▶ [Text]:
------------------------
4. Women are Evil or Lars von Trier is an asshole: I do not believe this film is misogynistic.  I am taking an intellectual stand so brace yourself. I think to call it misogynistic is to miss the point.  I think it is an honest portrayal of a woman who felt undervalued and disrespected and who subsequently went bat shit crazy.  In many ways this film is similar to Black Swan.  It is an honest and frighteningly perceptive insight into a particular woman's neurosis's by a manA PARTICULAR woman, not all women.  Get a grip.

5. Intellectuals are assholes:  I subtitled this "never marry a Therapist."  And this film is proof why.  The characters played by Willem Dafoe and Charlotte Gainsbourgh are over educated assholes.  I thinks this is the real point of von Trier's film.   Instead of letting his poor wife grieve over the death of their child by drinking too much and popping pills like any good American, Dafoe, the Therapist, makes her go through "fear therapy."  They fucking talk and talk and talk and then he gets his dick bashed in.  He deserved it.
------------------------
▶ [Study material]:
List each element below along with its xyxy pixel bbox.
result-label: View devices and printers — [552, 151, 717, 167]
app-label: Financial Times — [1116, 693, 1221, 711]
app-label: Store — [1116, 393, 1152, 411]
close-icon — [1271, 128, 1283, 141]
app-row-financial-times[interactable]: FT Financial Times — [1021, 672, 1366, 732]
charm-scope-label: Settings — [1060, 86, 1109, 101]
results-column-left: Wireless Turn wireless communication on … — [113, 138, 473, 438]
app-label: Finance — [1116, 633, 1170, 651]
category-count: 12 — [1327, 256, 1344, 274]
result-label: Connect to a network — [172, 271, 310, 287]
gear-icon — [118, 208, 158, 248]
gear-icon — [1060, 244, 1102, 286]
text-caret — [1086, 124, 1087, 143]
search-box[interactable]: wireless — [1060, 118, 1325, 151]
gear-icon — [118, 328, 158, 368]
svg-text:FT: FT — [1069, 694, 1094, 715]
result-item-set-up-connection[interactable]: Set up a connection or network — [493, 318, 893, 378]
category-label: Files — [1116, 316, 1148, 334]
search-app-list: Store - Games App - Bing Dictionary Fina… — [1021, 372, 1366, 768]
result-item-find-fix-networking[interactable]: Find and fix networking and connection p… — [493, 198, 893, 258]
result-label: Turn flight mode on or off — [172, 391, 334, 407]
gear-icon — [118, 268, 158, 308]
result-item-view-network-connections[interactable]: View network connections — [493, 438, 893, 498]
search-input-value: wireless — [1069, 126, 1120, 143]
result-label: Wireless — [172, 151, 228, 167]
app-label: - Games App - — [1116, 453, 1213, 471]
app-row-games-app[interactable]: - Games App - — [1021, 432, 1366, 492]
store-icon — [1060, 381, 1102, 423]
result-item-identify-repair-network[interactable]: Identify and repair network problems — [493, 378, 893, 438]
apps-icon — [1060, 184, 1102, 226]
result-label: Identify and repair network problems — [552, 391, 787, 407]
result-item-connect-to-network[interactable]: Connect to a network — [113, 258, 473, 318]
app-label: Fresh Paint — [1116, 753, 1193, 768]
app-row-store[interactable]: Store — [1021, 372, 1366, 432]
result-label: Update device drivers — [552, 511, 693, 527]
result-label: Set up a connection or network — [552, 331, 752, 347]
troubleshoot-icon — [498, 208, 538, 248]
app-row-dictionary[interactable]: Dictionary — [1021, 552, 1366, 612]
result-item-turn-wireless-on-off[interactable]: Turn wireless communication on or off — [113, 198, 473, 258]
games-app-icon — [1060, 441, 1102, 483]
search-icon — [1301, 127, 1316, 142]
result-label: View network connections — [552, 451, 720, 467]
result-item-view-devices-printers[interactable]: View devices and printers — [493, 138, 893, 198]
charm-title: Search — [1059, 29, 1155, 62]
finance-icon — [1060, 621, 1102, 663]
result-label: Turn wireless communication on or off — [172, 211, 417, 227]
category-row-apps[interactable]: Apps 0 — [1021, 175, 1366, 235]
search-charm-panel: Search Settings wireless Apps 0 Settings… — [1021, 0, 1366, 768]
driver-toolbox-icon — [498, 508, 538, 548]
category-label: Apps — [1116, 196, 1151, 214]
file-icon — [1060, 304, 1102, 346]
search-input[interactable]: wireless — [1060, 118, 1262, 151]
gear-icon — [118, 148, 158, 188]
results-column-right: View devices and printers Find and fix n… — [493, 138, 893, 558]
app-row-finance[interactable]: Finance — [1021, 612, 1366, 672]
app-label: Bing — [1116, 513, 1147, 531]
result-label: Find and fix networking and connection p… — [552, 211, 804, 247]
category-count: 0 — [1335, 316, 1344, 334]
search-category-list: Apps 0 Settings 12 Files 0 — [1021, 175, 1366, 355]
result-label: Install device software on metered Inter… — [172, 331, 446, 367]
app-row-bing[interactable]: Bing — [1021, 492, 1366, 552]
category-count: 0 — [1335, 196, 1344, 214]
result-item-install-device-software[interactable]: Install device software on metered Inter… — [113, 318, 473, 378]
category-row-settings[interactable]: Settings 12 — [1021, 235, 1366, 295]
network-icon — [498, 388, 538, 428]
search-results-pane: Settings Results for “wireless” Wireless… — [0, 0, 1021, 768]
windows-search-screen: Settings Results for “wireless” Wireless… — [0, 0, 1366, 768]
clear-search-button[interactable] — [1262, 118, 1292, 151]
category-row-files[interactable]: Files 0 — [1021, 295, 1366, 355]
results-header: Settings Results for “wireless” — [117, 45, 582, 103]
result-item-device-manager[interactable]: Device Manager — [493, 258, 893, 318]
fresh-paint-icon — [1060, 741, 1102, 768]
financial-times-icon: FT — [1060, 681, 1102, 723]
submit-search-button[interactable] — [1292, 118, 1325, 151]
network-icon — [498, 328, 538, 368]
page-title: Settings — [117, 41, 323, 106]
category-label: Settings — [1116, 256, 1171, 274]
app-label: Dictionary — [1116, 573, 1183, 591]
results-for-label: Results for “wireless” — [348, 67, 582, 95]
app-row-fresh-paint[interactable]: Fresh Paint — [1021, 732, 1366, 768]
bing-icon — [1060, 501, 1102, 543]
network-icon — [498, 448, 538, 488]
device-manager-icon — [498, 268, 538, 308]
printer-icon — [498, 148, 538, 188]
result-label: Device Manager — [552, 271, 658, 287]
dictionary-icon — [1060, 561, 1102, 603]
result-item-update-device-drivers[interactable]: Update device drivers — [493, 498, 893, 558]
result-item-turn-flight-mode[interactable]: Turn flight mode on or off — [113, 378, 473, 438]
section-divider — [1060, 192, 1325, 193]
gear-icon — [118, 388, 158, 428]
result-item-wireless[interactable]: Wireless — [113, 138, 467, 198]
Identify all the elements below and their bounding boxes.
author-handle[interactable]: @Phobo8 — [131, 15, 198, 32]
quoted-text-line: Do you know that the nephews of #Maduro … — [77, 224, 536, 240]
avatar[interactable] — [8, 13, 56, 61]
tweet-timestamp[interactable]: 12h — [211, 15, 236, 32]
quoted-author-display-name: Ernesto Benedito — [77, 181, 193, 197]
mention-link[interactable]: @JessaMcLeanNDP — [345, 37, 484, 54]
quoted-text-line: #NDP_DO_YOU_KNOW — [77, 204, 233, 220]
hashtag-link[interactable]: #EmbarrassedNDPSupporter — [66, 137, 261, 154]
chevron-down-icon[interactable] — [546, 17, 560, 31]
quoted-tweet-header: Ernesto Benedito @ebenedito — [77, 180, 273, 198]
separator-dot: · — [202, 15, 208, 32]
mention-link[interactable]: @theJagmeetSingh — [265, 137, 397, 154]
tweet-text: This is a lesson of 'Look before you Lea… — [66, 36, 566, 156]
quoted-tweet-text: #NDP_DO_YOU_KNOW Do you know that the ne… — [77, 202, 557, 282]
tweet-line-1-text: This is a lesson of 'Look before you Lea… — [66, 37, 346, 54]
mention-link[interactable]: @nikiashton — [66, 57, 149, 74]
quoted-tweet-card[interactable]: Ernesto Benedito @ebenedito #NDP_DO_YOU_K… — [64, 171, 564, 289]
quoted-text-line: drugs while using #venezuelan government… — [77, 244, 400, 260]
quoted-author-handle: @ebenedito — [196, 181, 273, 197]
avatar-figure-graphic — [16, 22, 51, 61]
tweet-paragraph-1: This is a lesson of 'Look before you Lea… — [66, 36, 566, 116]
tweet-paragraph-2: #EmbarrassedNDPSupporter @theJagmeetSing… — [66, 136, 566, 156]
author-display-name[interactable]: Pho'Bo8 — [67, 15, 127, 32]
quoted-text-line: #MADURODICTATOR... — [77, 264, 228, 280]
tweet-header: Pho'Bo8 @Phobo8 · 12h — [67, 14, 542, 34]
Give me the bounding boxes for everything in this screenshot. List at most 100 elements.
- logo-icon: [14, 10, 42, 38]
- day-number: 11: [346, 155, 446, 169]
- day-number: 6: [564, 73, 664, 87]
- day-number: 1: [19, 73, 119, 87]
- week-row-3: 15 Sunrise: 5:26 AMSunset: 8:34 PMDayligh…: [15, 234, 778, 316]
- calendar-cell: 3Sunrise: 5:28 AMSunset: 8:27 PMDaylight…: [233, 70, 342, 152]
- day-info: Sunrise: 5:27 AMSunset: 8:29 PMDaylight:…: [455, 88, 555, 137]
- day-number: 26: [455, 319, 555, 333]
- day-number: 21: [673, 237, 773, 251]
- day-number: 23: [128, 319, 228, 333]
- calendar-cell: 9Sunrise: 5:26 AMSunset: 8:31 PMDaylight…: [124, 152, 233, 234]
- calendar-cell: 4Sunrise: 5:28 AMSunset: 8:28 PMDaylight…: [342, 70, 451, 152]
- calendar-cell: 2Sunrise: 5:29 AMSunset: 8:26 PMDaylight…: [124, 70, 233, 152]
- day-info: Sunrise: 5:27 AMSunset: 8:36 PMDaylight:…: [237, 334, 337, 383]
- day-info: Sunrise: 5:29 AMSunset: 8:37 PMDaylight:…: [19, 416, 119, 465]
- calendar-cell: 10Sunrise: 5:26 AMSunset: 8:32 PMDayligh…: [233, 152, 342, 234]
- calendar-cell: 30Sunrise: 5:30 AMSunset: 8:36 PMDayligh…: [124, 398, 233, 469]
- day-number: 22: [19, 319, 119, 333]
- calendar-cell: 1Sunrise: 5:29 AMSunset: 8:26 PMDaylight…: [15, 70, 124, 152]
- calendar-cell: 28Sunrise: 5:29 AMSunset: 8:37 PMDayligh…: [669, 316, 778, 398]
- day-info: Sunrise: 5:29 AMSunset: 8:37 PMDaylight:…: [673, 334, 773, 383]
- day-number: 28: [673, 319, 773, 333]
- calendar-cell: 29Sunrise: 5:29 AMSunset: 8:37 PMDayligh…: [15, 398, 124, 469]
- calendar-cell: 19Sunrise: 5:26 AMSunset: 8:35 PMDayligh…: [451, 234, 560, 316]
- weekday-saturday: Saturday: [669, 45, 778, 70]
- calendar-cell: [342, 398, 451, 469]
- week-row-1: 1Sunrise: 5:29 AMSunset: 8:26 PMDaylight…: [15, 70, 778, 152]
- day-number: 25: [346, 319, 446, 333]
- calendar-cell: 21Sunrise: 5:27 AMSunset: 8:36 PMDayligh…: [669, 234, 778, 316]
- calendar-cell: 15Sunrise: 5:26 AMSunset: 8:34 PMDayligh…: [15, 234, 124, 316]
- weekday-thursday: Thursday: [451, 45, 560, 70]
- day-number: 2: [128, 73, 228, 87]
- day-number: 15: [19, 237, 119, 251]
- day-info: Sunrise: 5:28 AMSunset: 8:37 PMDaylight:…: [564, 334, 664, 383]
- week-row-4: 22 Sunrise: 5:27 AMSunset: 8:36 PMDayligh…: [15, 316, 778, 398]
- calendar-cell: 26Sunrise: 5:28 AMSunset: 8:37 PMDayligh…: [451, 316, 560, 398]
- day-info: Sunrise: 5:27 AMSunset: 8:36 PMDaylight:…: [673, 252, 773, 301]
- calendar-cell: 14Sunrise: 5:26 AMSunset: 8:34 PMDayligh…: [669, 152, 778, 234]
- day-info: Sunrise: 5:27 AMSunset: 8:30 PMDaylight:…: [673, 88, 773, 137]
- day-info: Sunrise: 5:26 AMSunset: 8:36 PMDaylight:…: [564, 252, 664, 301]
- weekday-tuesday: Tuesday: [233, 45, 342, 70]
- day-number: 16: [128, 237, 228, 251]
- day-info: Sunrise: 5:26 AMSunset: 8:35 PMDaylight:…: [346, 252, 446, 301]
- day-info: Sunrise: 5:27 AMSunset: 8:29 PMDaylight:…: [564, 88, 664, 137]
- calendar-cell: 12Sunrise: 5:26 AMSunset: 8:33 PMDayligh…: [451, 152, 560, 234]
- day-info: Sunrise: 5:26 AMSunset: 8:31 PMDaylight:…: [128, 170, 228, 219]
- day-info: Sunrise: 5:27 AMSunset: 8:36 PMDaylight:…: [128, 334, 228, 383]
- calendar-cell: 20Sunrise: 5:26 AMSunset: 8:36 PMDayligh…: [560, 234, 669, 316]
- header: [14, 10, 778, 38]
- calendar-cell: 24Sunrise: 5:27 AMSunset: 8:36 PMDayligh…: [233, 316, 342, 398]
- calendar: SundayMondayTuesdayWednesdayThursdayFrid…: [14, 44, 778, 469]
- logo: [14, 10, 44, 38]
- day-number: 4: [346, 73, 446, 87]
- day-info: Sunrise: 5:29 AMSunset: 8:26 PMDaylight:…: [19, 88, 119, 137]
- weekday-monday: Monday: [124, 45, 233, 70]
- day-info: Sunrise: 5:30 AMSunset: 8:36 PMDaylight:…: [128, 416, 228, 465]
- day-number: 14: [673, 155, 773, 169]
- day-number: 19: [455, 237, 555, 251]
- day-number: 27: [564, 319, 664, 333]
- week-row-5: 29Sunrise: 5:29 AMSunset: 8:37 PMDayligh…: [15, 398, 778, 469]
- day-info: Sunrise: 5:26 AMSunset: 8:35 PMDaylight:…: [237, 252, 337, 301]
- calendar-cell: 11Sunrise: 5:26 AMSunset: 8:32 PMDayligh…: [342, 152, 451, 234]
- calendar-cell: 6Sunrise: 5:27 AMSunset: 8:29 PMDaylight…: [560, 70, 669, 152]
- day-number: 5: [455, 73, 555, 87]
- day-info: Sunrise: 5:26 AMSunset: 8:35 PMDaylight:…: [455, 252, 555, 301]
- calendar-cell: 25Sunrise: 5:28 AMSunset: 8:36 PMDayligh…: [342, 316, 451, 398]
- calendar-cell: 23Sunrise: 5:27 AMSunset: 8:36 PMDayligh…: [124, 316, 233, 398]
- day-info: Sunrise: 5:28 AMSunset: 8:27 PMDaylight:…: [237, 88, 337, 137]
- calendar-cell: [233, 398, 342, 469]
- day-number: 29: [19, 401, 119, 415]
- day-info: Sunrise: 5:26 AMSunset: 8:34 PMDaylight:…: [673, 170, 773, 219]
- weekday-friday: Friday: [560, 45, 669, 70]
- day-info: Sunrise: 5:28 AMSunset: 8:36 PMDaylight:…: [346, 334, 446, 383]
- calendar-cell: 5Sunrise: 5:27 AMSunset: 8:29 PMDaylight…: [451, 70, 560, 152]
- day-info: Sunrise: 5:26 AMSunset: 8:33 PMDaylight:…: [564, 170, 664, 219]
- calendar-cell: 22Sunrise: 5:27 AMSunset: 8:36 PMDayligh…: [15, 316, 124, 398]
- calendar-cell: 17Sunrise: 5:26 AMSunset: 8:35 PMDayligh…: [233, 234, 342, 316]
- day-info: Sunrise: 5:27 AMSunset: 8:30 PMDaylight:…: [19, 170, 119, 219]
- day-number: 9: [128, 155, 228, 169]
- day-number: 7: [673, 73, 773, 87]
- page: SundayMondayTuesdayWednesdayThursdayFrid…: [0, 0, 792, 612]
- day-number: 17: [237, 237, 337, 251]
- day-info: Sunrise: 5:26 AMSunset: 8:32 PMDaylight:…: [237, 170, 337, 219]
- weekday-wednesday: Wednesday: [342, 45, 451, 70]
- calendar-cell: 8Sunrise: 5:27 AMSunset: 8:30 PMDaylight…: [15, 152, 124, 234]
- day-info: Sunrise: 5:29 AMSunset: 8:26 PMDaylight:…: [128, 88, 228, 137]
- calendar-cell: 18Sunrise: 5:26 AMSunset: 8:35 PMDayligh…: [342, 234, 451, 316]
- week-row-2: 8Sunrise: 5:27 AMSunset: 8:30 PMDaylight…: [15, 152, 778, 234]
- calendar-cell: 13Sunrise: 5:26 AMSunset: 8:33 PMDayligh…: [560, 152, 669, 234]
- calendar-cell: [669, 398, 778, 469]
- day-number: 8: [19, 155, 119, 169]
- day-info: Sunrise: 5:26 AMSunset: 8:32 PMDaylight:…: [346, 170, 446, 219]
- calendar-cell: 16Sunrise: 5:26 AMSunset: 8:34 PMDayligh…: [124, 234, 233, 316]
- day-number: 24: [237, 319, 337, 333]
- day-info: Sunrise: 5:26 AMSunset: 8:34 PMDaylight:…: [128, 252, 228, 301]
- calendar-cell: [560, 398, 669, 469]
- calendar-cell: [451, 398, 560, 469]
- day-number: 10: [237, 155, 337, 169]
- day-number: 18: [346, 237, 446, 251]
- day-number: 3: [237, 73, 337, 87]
------------------------
▶ [What you will do]:
1. Reproduce the stretch of the film commentary from "4. Women are" through "Get a grip.".
2. Condense the paragraph of the film commentary that begins "5. Intellectuals are assholes" into a short list that keeps its main points.

▶ [Answers in order]:
1.
4. Women are Evil or Lars von Trier is an asshole: I do not believe this film is misogynistic.  I am taking an intellectual stand so brace yourself. I think to call it misogynistic is to miss the point.  I think it is an honest portrayal of a woman who felt undervalued and disrespected and who subsequently went bat shit crazy.  In many ways this film is similar to Black Swan.  It is an honest and frighteningly perceptive insight into a particular woman's neurosis's by a manA PARTICULAR woman, not all women.  Get a grip.

2.
- The writer subtitled this point "never marry a Therapist" and calls the film proof of it.
- The characters played by Willem Dafoe and Charlotte Gainsbourgh are over-educated, which the writer sees as von Trier's real point.
- Dafoe's character, the Therapist, does not let his wife grieve their child's death by drinking and taking pills. Instead he makes her go through "fear therapy."
- The two talk endlessly until he gets his genitals bashed in, which the writer says he deserved.